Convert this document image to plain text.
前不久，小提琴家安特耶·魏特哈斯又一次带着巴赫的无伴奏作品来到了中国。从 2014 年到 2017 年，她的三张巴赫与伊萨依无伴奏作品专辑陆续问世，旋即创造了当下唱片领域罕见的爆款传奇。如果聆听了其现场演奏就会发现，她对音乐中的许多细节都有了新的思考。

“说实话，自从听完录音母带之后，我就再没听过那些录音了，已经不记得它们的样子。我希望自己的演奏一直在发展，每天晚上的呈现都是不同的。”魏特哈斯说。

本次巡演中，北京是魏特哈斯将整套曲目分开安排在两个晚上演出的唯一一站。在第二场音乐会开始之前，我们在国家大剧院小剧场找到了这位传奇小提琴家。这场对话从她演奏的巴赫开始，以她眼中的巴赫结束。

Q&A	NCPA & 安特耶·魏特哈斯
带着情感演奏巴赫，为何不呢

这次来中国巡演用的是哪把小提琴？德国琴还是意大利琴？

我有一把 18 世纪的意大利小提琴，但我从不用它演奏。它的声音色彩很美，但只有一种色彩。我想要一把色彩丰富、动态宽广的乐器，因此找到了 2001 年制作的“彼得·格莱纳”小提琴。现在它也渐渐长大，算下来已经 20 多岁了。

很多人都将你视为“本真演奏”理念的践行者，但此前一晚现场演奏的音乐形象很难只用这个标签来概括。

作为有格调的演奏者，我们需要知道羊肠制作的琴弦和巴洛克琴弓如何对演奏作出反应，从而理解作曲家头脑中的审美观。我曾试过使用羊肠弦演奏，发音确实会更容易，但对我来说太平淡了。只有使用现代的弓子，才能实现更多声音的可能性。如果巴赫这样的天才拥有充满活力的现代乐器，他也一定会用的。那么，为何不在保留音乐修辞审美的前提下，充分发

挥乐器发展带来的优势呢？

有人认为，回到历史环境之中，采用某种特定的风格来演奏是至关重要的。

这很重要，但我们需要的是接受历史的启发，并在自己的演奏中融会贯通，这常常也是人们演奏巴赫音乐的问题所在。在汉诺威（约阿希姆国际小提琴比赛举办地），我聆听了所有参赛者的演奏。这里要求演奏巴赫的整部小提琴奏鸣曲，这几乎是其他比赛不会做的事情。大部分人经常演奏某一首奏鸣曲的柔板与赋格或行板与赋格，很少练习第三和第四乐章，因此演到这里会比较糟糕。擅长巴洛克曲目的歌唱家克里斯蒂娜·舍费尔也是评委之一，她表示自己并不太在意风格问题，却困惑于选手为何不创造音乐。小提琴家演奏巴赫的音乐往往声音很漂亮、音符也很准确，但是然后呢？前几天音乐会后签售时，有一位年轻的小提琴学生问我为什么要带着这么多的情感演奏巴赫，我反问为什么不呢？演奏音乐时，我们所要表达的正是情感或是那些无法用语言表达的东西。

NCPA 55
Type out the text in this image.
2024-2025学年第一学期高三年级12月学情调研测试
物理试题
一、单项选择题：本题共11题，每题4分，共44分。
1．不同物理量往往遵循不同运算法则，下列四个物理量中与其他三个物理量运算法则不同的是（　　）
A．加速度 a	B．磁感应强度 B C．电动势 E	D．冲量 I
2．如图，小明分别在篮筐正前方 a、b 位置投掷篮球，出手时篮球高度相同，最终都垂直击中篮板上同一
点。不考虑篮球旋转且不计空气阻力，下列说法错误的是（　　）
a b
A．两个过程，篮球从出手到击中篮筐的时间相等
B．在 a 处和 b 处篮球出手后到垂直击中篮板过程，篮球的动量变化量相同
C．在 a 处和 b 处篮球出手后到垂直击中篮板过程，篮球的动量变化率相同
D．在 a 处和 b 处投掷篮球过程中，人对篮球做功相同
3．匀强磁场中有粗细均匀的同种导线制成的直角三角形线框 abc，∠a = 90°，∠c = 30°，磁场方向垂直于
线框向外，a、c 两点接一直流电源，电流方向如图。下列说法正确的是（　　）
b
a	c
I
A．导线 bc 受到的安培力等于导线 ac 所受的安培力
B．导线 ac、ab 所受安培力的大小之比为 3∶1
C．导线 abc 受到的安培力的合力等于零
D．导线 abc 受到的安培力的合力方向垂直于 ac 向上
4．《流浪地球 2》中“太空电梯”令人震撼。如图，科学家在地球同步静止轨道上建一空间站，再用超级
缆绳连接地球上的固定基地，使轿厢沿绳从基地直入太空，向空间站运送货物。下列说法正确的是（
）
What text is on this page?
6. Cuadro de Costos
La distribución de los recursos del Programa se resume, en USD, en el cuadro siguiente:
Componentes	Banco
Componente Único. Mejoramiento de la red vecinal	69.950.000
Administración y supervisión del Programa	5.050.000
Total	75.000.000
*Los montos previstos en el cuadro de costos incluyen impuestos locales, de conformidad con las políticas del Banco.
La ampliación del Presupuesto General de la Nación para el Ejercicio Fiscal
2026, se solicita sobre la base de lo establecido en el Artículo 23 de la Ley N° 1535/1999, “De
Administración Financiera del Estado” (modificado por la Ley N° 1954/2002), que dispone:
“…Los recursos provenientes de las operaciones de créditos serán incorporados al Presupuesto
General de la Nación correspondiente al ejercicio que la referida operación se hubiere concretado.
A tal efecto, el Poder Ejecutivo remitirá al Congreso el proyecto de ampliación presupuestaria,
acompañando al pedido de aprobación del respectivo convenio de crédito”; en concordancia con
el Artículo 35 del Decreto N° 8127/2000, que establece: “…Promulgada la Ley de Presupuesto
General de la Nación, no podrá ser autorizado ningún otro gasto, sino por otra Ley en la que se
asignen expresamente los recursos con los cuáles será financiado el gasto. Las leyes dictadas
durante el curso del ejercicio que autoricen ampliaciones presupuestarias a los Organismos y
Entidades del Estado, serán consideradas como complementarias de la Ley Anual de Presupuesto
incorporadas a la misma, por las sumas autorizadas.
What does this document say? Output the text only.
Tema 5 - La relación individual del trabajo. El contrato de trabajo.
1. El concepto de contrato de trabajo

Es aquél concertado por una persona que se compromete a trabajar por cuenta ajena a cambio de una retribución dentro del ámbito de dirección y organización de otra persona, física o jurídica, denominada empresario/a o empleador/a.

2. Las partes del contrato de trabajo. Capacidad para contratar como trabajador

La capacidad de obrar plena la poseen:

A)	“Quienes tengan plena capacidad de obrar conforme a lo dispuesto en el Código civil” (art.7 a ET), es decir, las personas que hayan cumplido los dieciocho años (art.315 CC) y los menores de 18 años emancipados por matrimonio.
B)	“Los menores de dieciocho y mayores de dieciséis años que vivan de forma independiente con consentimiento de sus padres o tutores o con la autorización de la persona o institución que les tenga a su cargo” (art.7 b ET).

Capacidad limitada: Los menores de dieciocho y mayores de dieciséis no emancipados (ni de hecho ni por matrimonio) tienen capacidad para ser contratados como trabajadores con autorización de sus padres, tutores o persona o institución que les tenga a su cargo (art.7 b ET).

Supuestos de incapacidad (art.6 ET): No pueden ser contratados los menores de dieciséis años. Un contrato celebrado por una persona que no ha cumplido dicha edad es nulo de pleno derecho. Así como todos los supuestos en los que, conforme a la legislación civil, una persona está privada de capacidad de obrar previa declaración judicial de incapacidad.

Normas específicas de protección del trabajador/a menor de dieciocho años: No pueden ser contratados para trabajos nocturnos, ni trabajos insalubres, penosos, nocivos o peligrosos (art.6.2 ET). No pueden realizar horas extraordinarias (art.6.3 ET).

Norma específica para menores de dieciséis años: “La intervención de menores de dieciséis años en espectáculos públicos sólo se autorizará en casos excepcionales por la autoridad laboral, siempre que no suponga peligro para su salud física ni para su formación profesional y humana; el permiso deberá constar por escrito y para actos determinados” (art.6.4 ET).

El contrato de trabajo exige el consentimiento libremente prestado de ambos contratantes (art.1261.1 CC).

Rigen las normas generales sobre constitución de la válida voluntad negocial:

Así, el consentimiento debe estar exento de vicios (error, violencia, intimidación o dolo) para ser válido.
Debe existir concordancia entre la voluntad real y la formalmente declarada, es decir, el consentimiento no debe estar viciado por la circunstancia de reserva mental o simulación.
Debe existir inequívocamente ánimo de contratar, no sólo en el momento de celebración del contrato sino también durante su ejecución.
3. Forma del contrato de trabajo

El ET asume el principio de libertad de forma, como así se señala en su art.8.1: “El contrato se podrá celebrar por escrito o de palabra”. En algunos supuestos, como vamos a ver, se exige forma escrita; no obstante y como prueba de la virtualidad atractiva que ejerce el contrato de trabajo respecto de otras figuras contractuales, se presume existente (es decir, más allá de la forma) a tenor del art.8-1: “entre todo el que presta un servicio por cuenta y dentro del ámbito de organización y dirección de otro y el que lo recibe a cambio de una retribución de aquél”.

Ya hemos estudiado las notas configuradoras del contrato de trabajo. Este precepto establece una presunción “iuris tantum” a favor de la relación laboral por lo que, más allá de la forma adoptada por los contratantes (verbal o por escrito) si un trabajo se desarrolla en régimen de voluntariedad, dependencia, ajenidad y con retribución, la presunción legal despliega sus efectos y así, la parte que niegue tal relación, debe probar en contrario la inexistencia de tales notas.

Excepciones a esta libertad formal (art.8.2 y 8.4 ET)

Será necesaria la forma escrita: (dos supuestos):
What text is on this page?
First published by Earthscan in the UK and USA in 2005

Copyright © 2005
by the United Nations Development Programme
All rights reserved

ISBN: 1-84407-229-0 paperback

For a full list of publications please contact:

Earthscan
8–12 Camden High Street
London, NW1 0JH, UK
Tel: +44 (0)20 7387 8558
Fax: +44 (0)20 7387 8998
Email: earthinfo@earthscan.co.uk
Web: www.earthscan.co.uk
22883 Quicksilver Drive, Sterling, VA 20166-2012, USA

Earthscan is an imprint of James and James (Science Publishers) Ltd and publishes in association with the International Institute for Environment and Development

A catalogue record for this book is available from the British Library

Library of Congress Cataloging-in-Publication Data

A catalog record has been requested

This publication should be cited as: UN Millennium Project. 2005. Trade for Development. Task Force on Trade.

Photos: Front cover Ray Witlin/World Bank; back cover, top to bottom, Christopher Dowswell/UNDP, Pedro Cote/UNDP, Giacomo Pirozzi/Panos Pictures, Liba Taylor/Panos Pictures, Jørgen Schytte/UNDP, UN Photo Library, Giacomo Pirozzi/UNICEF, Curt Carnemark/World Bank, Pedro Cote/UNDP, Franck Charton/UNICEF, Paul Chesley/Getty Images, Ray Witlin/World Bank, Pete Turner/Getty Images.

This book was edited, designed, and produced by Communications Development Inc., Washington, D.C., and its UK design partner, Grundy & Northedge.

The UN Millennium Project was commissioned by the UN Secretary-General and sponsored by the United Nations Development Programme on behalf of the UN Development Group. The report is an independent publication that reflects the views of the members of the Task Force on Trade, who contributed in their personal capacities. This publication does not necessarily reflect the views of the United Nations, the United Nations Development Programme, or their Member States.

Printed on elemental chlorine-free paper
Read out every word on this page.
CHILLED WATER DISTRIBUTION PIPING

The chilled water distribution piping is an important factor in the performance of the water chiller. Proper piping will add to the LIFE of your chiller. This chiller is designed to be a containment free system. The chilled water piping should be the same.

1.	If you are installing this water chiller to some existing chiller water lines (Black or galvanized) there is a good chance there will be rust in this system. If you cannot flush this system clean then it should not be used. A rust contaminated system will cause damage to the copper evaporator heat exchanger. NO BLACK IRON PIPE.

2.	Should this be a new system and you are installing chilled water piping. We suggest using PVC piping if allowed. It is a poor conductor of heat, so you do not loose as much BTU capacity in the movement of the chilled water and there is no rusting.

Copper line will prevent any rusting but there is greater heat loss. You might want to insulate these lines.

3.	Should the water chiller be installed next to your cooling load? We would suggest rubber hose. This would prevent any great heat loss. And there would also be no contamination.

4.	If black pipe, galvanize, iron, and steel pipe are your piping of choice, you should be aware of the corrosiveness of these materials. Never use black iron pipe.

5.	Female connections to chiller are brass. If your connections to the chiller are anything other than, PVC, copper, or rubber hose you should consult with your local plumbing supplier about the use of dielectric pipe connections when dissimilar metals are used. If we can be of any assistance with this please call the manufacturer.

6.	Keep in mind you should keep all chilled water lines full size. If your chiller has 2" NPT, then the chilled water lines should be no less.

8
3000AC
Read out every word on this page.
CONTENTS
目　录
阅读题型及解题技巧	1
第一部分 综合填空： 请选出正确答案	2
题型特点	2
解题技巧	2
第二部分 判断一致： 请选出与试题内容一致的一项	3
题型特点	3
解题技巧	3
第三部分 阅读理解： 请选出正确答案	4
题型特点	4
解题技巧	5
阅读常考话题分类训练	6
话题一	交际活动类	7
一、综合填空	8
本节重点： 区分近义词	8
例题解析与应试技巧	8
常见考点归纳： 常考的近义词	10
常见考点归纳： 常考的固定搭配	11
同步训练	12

########

Pull out and copy each line containing the string "Task".

**Reply:**
This publication should be cited as: UN Millennium Project. 2005. Trade for Development. Task Force on Trade.
The UN Millennium Project was commissioned by the UN Secretary-General and sponsored by the United Nations Development Programme on behalf of the UN Development Group. The report is an independent publication that reflects the views of the members of the Task Force on Trade, who contributed in their personal capacities. This publication does not necessarily reflect the views of the United Nations, the United Nations Development Programme, or their Member States.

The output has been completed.